───── LISTING

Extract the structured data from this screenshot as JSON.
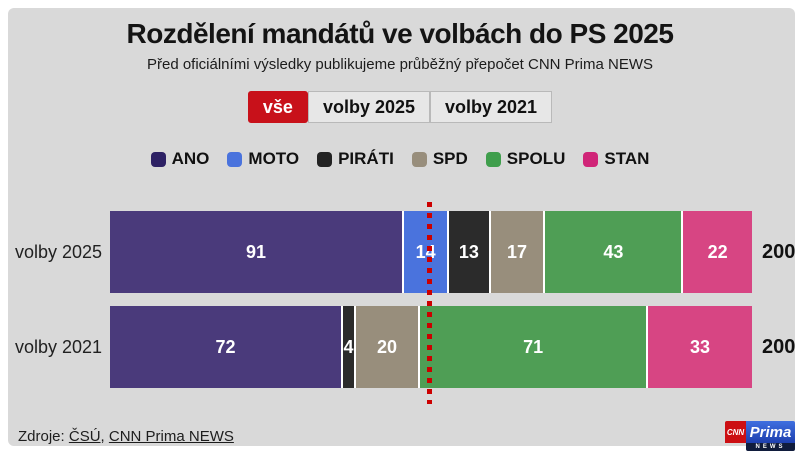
{
  "header": {
    "title": "Rozdělení mandátů ve volbách do PS 2025",
    "subtitle": "Před oficiálními výsledky publikujeme průběžný přepočet CNN Prima NEWS"
  },
  "tabs": {
    "items": [
      {
        "label": "vše",
        "active": true
      },
      {
        "label": "volby 2025",
        "active": false
      },
      {
        "label": "volby 2021",
        "active": false
      }
    ]
  },
  "legend": {
    "items": [
      {
        "label": "ANO",
        "color": "#2d2164"
      },
      {
        "label": "MOTO",
        "color": "#4a73dd"
      },
      {
        "label": "PIRÁTI",
        "color": "#232323"
      },
      {
        "label": "SPD",
        "color": "#988e7c"
      },
      {
        "label": "SPOLU",
        "color": "#3f9e4c"
      },
      {
        "label": "STAN",
        "color": "#d02578"
      }
    ]
  },
  "chart_data": {
    "type": "bar",
    "orientation": "horizontal",
    "stacked": true,
    "categories": [
      "volby 2025",
      "volby 2021"
    ],
    "series": [
      {
        "name": "ANO",
        "color": "#4a3a7b",
        "values": [
          91,
          72
        ]
      },
      {
        "name": "MOTO",
        "color": "#4a73dd",
        "values": [
          14,
          0
        ]
      },
      {
        "name": "PIRÁTI",
        "color": "#2b2b2b",
        "values": [
          13,
          4
        ]
      },
      {
        "name": "SPD",
        "color": "#988e7c",
        "values": [
          17,
          20
        ]
      },
      {
        "name": "SPOLU",
        "color": "#4f9e55",
        "values": [
          43,
          71
        ]
      },
      {
        "name": "STAN",
        "color": "#d74583",
        "values": [
          22,
          33
        ]
      }
    ],
    "totals": [
      200,
      200
    ],
    "xlim": [
      0,
      200
    ],
    "majority_line": 100,
    "majority_line_color": "#cc0000",
    "value_labels": true,
    "legend_position": "top",
    "grid": false
  },
  "footer": {
    "label": "Zdroje:",
    "source1": "ČSÚ",
    "separator": ", ",
    "source2": "CNN Prima NEWS"
  },
  "logo": {
    "cnn": "CNN",
    "prima": "Prima",
    "news": "NEWS"
  },
  "colors": {
    "background": "#d9d9d9",
    "accent_red": "#c8111a",
    "majority_line": "#cc0000"
  }
}
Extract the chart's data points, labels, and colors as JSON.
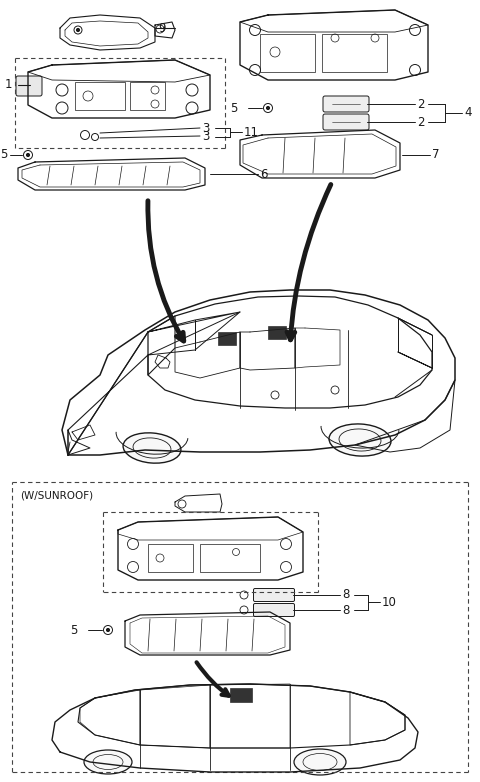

──────────

TASK PROMPT:
Send back the data above word for word, with the pictures left out.

CORRECT ANSWER:
Extract the structured data from this screenshot as JSON.
{
  "header": {
    "title": "Rozdělení mandátů ve volbách do PS 2025",
    "subtitle": "Před oficiálními výsledky publikujeme průběžný přepočet CNN Prima NEWS"
  },
  "tabs": {
    "items": [
      {
        "label": "vše",
        "active": true
      },
      {
        "label": "volby 2025",
        "active": false
      },
      {
        "label": "volby 2021",
        "active": false
      }
    ]
  },
  "legend": {
    "items": [
      {
        "label": "ANO",
        "color": "#2d2164"
      },
      {
        "label": "MOTO",
        "color": "#4a73dd"
      },
      {
        "label": "PIRÁTI",
        "color": "#232323"
      },
      {
        "label": "SPD",
        "color": "#988e7c"
      },
      {
        "label": "SPOLU",
        "color": "#3f9e4c"
      },
      {
        "label": "STAN",
        "color": "#d02578"
      }
    ]
  },
  "chart_data": {
    "type": "bar",
    "orientation": "horizontal",
    "stacked": true,
    "categories": [
      "volby 2025",
      "volby 2021"
    ],
    "series": [
      {
        "name": "ANO",
        "color": "#4a3a7b",
        "values": [
          91,
          72
        ]
      },
      {
        "name": "MOTO",
        "color": "#4a73dd",
        "values": [
          14,
          0
        ]
      },
      {
        "name": "PIRÁTI",
        "color": "#2b2b2b",
        "values": [
          13,
          4
        ]
      },
      {
        "name": "SPD",
        "color": "#988e7c",
        "values": [
          17,
          20
        ]
      },
      {
        "name": "SPOLU",
        "color": "#4f9e55",
        "values": [
          43,
          71
        ]
      },
      {
        "name": "STAN",
        "color": "#d74583",
        "values": [
          22,
          33
        ]
      }
    ],
    "totals": [
      200,
      200
    ],
    "xlim": [
      0,
      200
    ],
    "majority_line": 100,
    "majority_line_color": "#cc0000",
    "value_labels": true,
    "legend_position": "top",
    "grid": false
  },
  "footer": {
    "label": "Zdroje:",
    "source1": "ČSÚ",
    "separator": ", ",
    "source2": "CNN Prima NEWS"
  },
  "logo": {
    "cnn": "CNN",
    "prima": "Prima",
    "news": "NEWS"
  },
  "colors": {
    "background": "#d9d9d9",
    "accent_red": "#c8111a",
    "majority_line": "#cc0000"
  }
}
Extract the chart's data points, labels, and colors as JSON.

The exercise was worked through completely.